• Assignment
A single number is the answer: how many lines of the entries contain the word "which"?
(Beginning of Supplied records)
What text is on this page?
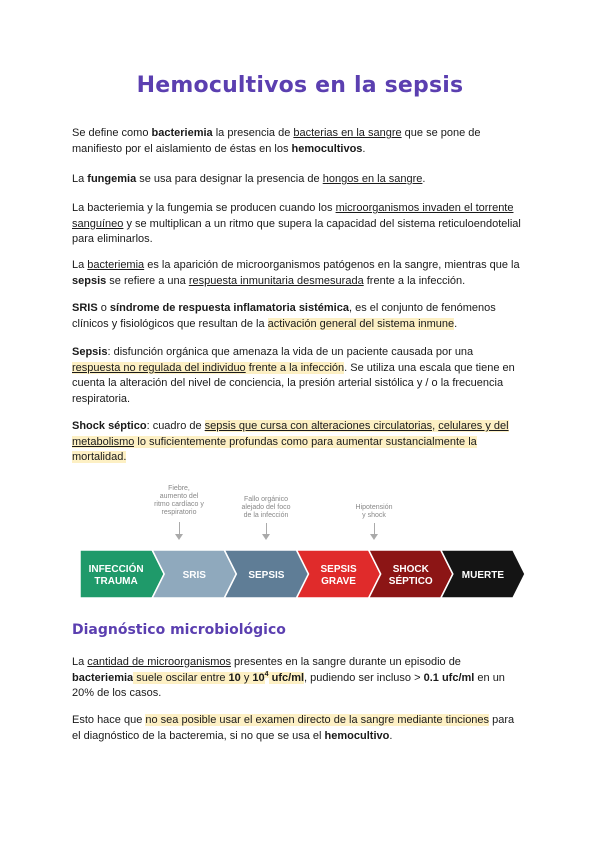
Hemocultivos en la sepsis
Se define como bacteriemia la presencia de bacterias en la sangre que se pone de manifiesto por el aislamiento de éstas en los hemocultivos.
La fungemia se usa para designar la presencia de hongos en la sangre.
La bacteriemia y la fungemia se producen cuando los microorganismos invaden el torrente sanguíneo y se multiplican a un ritmo que supera la capacidad del sistema reticuloendotelial para eliminarlos.
La bacteriemia es la aparición de microorganismos patógenos en la sangre, mientras que la sepsis se refiere a una respuesta inmunitaria desmesurada frente a la infección.
SRIS o síndrome de respuesta inflamatoria sistémica, es el conjunto de fenómenos clínicos y fisiológicos que resultan de la activación general del sistema inmune.
Sepsis: disfunción orgánica que amenaza la vida de un paciente causada por una respuesta no regulada del individuo frente a la infección. Se utiliza una escala que tiene en cuenta la alteración del nivel de conciencia, la presión arterial sistólica y / o la frecuencia respiratoria.
Shock séptico: cuadro de sepsis que cursa con alteraciones circulatorias, celulares y del metabolismo lo suficientemente profundas como para aumentar sustancialmente la mortalidad.
Fiebre,
aumento del
ritmo cardíaco y
respiratorio
Fallo orgánico
alejado del foco
de la infección
Hipotensión
y shock
INFECCIÓN
TRAUMA
SRIS	SEPSIS
SEPSIS
GRAVE
SHOCK
SÉPTICO
MUERTE
Diagnóstico microbiológico
La cantidad de microorganismos presentes en la sangre durante un episodio de bacteriemia suele oscilar entre 10 y $10^4$ ufc/ml, pudiendo ser incluso > 0.1 ufc/ml en un 20% de los casos.
Esto hace que no sea posible usar el examen directo de la sangre mediante tinciones para el diagnóstico de la bacteremia, si no que se usa el hemocultivo.
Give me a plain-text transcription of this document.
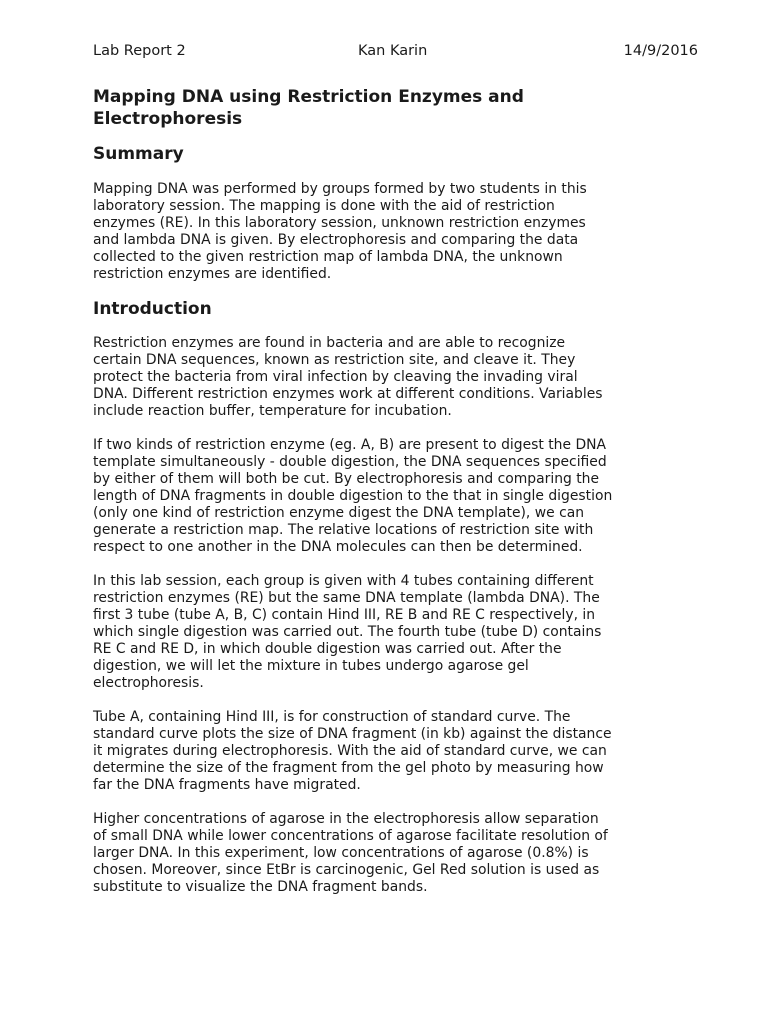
Lab Report 2	Kan Karin	14/9/2016
Mapping DNA using Restriction Enzymes and
Electrophoresis
Summary

Mapping DNA was performed by groups formed by two students in this
laboratory session. The mapping is done with the aid of restriction
enzymes (RE). In this laboratory session, unknown restriction enzymes
and lambda DNA is given. By electrophoresis and comparing the data
collected to the given restriction map of lambda DNA, the unknown
restriction enzymes are identified.

Introduction

Restriction enzymes are found in bacteria and are able to recognize
certain DNA sequences, known as restriction site, and cleave it. They
protect the bacteria from viral infection by cleaving the invading viral
DNA. Different restriction enzymes work at different conditions. Variables
include reaction buffer, temperature for incubation.

If two kinds of restriction enzyme (eg. A, B) are present to digest the DNA
template simultaneously - double digestion, the DNA sequences specified
by either of them will both be cut. By electrophoresis and comparing the
length of DNA fragments in double digestion to the that in single digestion
(only one kind of restriction enzyme digest the DNA template), we can
generate a restriction map. The relative locations of restriction site with
respect to one another in the DNA molecules can then be determined.

In this lab session, each group is given with 4 tubes containing different
restriction enzymes (RE) but the same DNA template (lambda DNA). The
first 3 tube (tube A, B, C) contain Hind III, RE B and RE C respectively, in
which single digestion was carried out. The fourth tube (tube D) contains
RE C and RE D, in which double digestion was carried out. After the
digestion, we will let the mixture in tubes undergo agarose gel
electrophoresis.

Tube A, containing Hind III, is for construction of standard curve. The
standard curve plots the size of DNA fragment (in kb) against the distance
it migrates during electrophoresis. With the aid of standard curve, we can
determine the size of the fragment from the gel photo by measuring how
far the DNA fragments have migrated.

Higher concentrations of agarose in the electrophoresis allow separation
of small DNA while lower concentrations of agarose facilitate resolution of
larger DNA. In this experiment, low concentrations of agarose (0.8%) is
chosen. Moreover, since EtBr is carcinogenic, Gel Red solution is used as
substitute to visualize the DNA fragment bands.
(End of Supplied records)
• Exercise solution
2